Archives pour mars 2017



Charlot débute (His New Job) – Charles Chaplin – 1915

38Pirouettes et galipettes.

   3.0   Qui me permet de constater que sauf à de rares exceptions (Charlot rentre tard) les premiers essais courts de Chaplin m’ennuient poliment là où ceux de Keaton me fascinent. Quand l’un fait ce chef d’œuvre qu’est Sherlock Jr., l’autre fait His New Job. Chacun leur vision du cinéma, ok, mais je préfère très nettement la dimension poétique de Keaton aux répétitions farcesques de Charlot, car franchement là, 30 minutes de portes dans la gueule, mesquinerie d’audition et grimaces impossibles, c’est un peu long.

Charlot dans le parc (In the park) – Charles Chaplin – 1915

32Le vagabond nonchalant.

   4.0   Un parc, un couple, un pickpocket, une nourrice, le petit ami de la nourrice, un policier. Et Charlot au beau milieu, sans gêne, qui vole, qui se bagarre. Il s’agit du quatrième film de Chaplin pour les studios Essanay (pour lequel il en réalise une quinzaine) et le seul, avec Charlot à la plage, constitué que d’une seule bobine. Chaplin s’amuse beaucoup, enchaine les petits quiproquos, de voleurs volés, conflits croisés, drague lourdingue. Anecdotique mais attachant.

Charlot à la plage (By the sea) – Charles Chaplin – 1915

Charlot à la plageUn grain de sable dans la mécanique.

   4.5   C’est l’un des premiers courts de Charlot, mais comme il en pondait une quinzaine par an entre 1914 et 1917 ça ne veut pas dire grand-chose. Charlot à la plage se déroule donc sur une plage et s’appuie quasi uniquement sur un mono-gag avec un autre plagiste promeneur : Une affaire de chapeaux emmêlés qui déraille jusqu’à la baston, avant l’apparition d’une femme mariée. Pas grand-chose à signaler, c’est mignon sans plus.

Gibraltar – Julien Leclercq – 2013

16830772_10154446567572106_5388816643920507856_nInfiltré malgré lui.

   4.0   Encore un qui croit renouveler le genre, devenu moribond, du polar à la française. Chrysalis et L’assaut c’était horrible et c’était déjà lui. Gibraltar est un peu plus intéressant, déjà parce que le film se déroule à Gibraltar, endroit très cinégénique, même via la caméra de ce tâcheron de Leclercq, mais aussi parce qu’on y suit un pauvre type, qui tient une guinguette et qui pour palier à de gros problèmes financiers accepte de se retrouver agent de renseignement pour les douanes françaises, d’abord en livrant des informations puis en rencontrant de dangereux trafiquants de drogue. De renseignements en infiltrations, échanges et manipulations, le film se suit agréablement, à raison d’une réalisation extrêmement classique, jamais tape à l’œil non plus, mais on aurait rêvé d’un vrai cinéaste aux manettes, qui aurait écrit de super personnages et crée de la densité accompagnés de séquences mémorables. C’est comme pour La French de Jimenez (Qui était un peu mieux quand même) on sent que les mecs rêvent de Mann et Melville, mais ne leur arrivent pas à la cheville. Le film se base sur l’histoire vraie d’un français expatrié à Gibraltar, Marc Fiévet, qui avait raconté son histoire dans un livre en 2003. On a l’impression que c’est tout ce qui intéresse Leclercq : Raconter une histoire vraie – Comme pour sa purge, L’assaut. Il ne transcende rien et j’imagine (car je n’ai pas lu le bouquin) ne raconte rien de plus ou de différent que ce qui apparait dans la plume de Fiévet. Les acteurs, quant à eux, font le job, sans plus.

• [PETIT EXERCICE 1]
Recopiez les lignes des enregistrements depuis la première jusqu'à celle qui contient "document-body <box>242 198 1360 2046</box>" incluse, en substituant "body-text" à "paragraph-text" et sans rien modifier d'autre.

Lignes de données
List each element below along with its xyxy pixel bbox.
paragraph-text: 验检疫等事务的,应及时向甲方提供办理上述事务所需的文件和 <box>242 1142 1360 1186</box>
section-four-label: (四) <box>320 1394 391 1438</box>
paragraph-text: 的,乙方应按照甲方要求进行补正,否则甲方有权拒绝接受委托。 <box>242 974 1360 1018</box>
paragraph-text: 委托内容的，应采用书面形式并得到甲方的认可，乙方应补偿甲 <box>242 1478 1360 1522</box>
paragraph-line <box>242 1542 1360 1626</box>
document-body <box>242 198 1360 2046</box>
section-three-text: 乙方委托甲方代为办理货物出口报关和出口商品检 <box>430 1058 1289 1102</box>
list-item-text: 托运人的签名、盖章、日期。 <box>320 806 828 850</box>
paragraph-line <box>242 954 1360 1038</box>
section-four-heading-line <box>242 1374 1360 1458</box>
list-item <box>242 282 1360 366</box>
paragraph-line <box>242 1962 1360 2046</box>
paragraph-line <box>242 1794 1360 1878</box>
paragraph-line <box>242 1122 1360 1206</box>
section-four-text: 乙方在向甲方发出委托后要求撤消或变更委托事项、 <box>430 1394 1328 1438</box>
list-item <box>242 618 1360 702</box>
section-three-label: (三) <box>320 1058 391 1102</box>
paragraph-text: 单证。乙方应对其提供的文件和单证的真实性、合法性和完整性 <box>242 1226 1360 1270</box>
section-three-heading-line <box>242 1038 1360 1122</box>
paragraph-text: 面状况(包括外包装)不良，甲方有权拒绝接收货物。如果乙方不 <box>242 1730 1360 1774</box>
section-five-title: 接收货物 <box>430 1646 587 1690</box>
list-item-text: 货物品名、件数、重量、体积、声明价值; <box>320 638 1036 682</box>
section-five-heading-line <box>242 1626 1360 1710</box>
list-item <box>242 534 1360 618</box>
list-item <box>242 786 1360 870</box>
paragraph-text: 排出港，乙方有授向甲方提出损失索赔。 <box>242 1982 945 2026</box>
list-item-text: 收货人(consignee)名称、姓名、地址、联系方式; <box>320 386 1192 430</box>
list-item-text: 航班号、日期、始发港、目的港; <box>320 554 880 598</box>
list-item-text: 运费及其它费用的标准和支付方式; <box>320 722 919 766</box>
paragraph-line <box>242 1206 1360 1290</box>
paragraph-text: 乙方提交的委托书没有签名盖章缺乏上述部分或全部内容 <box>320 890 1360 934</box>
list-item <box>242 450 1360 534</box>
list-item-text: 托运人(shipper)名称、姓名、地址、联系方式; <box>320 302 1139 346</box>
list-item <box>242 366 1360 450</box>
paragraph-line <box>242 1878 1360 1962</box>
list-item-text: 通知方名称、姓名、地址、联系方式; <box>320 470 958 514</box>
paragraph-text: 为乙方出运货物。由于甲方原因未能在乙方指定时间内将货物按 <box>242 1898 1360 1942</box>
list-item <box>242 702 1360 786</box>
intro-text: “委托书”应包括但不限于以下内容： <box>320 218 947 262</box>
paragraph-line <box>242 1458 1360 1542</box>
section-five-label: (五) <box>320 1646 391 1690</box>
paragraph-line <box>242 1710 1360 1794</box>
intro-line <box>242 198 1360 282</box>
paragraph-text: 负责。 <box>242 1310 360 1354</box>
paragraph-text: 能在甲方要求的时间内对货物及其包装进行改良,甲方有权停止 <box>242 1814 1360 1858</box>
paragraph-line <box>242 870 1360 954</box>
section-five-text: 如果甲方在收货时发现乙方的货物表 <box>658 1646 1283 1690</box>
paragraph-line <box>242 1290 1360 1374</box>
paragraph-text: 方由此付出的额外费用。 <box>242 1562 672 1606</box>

• [PETIT EXERCICE 2]
Répondez à ces questions d'après les critiques de films :
(a) Quelle note reçoit Charlot à la plage ?
(b) En quelle année Marc Fiévet a-t-il raconté son histoire dans un livre ?
(c) Pour quels studios Chaplin a-t-il tourné Charlot dans le parc ?

• [RÉPONSE 1]
List each element below along with its xyxy pixel bbox.
body-text: 验检疫等事务的,应及时向甲方提供办理上述事务所需的文件和 <box>242 1142 1360 1186</box>
section-four-label: (四) <box>320 1394 391 1438</box>
body-text: 的,乙方应按照甲方要求进行补正,否则甲方有权拒绝接受委托。 <box>242 974 1360 1018</box>
body-text: 委托内容的，应采用书面形式并得到甲方的认可，乙方应补偿甲 <box>242 1478 1360 1522</box>
paragraph-line <box>242 1542 1360 1626</box>
document-body <box>242 198 1360 2046</box>

• [RÉPONSE 2]
(a) 4.5
(b) En 2003
(c) Pour les studios Essanay